Exercise requirements: Collect all the lines that mention the word "ความเห".

Given records:
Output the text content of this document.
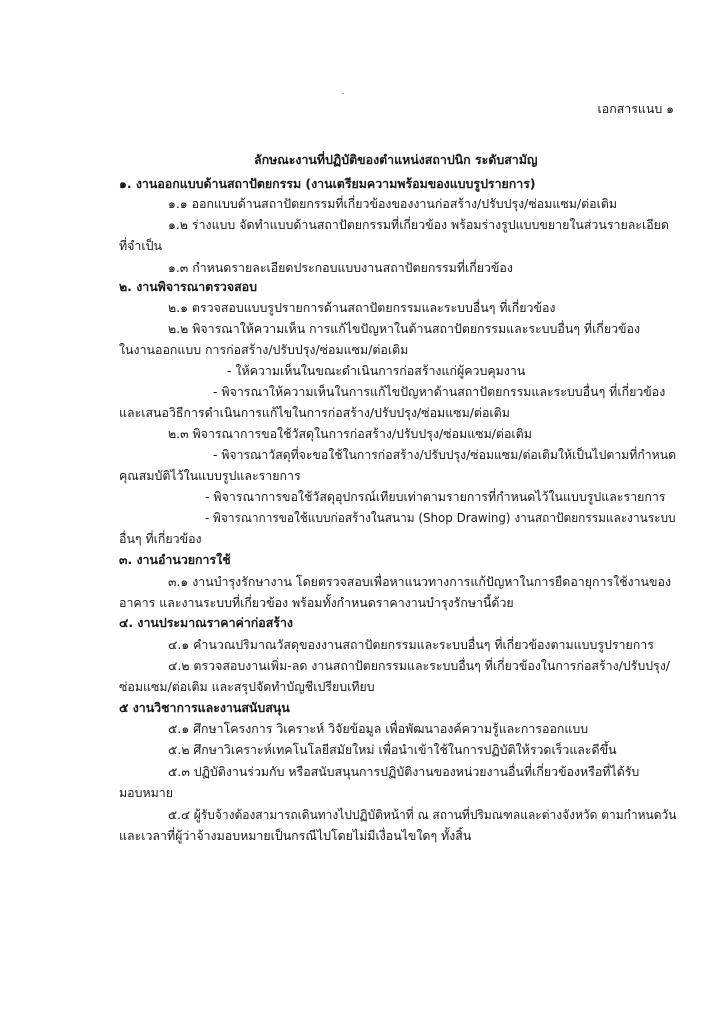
เอกสารแนบ ๑
ลักษณะงานที่ปฏิบัติของตำแหน่งสถาปนิก ระดับสามัญ
๑. งานออกแบบด้านสถาปัตยกรรม (งานเตรียมความพร้อมของแบบรูปรายการ)
๑.๑ ออกแบบด้านสถาปัตยกรรมที่เกี่ยวข้องของงานก่อสร้าง/ปรับปรุง/ซ่อมแซม/ต่อเติม
๑.๒ ร่างแบบ จัดทำแบบด้านสถาปัตยกรรมที่เกี่ยวข้อง พร้อมร่างรูปแบบขยายในส่วนรายละเอียด
ที่จำเป็น
๑.๓ กำหนดรายละเอียดประกอบแบบงานสถาปัตยกรรมที่เกี่ยวข้อง
๒. งานพิจารณาตรวจสอบ
๒.๑ ตรวจสอบแบบรูปรายการด้านสถาปัตยกรรมและระบบอื่นๆ ที่เกี่ยวข้อง
๒.๒ พิจารณาให้ความเห็น การแก้ไขปัญหาในด้านสถาปัตยกรรมและระบบอื่นๆ ที่เกี่ยวข้อง
ในงานออกแบบ การก่อสร้าง/ปรับปรุง/ซ่อมแซม/ต่อเติม
- ให้ความเห็นในขณะดำเนินการก่อสร้างแก่ผู้ควบคุมงาน
- พิจารณาให้ความเห็นในการแก้ไขปัญหาด้านสถาปัตยกรรมและระบบอื่นๆ ที่เกี่ยวข้อง
และเสนอวิธีการดำเนินการแก้ไขในการก่อสร้าง/ปรับปรุง/ซ่อมแซม/ต่อเติม
๒.๓ พิจารณาการขอใช้วัสดุในการก่อสร้าง/ปรับปรุง/ซ่อมแซม/ต่อเติม
- พิจารณาวัสดุที่จะขอใช้ในการก่อสร้าง/ปรับปรุง/ซ่อมแซม/ต่อเติมให้เป็นไปตามที่กำหนด
คุณสมบัติไว้ในแบบรูปและรายการ
- พิจารณาการขอใช้วัสดุอุปกรณ์เทียบเท่าตามรายการที่กำหนดไว้ในแบบรูปและรายการ
- พิจารณาการขอใช้แบบก่อสร้างในสนาม (Shop Drawing) งานสถาปัตยกรรมและงานระบบ
อื่นๆ ที่เกี่ยวข้อง
๓. งานอำนวยการใช้
๓.๑ งานบำรุงรักษางาน โดยตรวจสอบเพื่อหาแนวทางการแก้ปัญหาในการยืดอายุการใช้งานของ
อาคาร และงานระบบที่เกี่ยวข้อง พร้อมทั้งกำหนดราคางานบำรุงรักษานี้ด้วย
๔. งานประมาณราคาค่าก่อสร้าง
๔.๑ คำนวณปริมาณวัสดุของงานสถาปัตยกรรมและระบบอื่นๆ ที่เกี่ยวข้องตามแบบรูปรายการ
๔.๒ ตรวจสอบงานเพิ่ม-ลด งานสถาปัตยกรรมและระบบอื่นๆ ที่เกี่ยวข้องในการก่อสร้าง/ปรับปรุง/
ซ่อมแซม/ต่อเติม และสรุปจัดทำบัญชีเปรียบเทียบ
๕ งานวิชาการและงานสนับสนุน
๕.๑ ศึกษาโครงการ วิเคราะห์ วิจัยข้อมูล เพื่อพัฒนาองค์ความรู้และการออกแบบ
๕.๒ ศึกษาวิเคราะห์เทคโนโลยีสมัยใหม่ เพื่อนำเข้าใช้ในการปฏิบัติให้รวดเร็วและดีขึ้น
๕.๓ ปฏิบัติงานร่วมกับ หรือสนับสนุนการปฏิบัติงานของหน่วยงานอื่นที่เกี่ยวข้องหรือที่ได้รับ
มอบหมาย
๕.๔ ผู้รับจ้างต้องสามารถเดินทางไปปฏิบัติหน้าที่ ณ สถานที่ปริมณฑลและต่างจังหวัด ตามกำหนดวัน
และเวลาที่ผู้ว่าจ้างมอบหมายเป็นกรณีไปโดยไม่มีเงื่อนไขใดๆ ทั้งสิ้น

Solution to the exercise:
๒.๒ พิจารณาให้ความเห็น การแก้ไขปัญหาในด้านสถาปัตยกรรมและระบบอื่นๆ ที่เกี่ยวข้อง
- ให้ความเห็นในขณะดำเนินการก่อสร้างแก่ผู้ควบคุมงาน
- พิจารณาให้ความเห็นในการแก้ไขปัญหาด้านสถาปัตยกรรมและระบบอื่นๆ ที่เกี่ยวข้อง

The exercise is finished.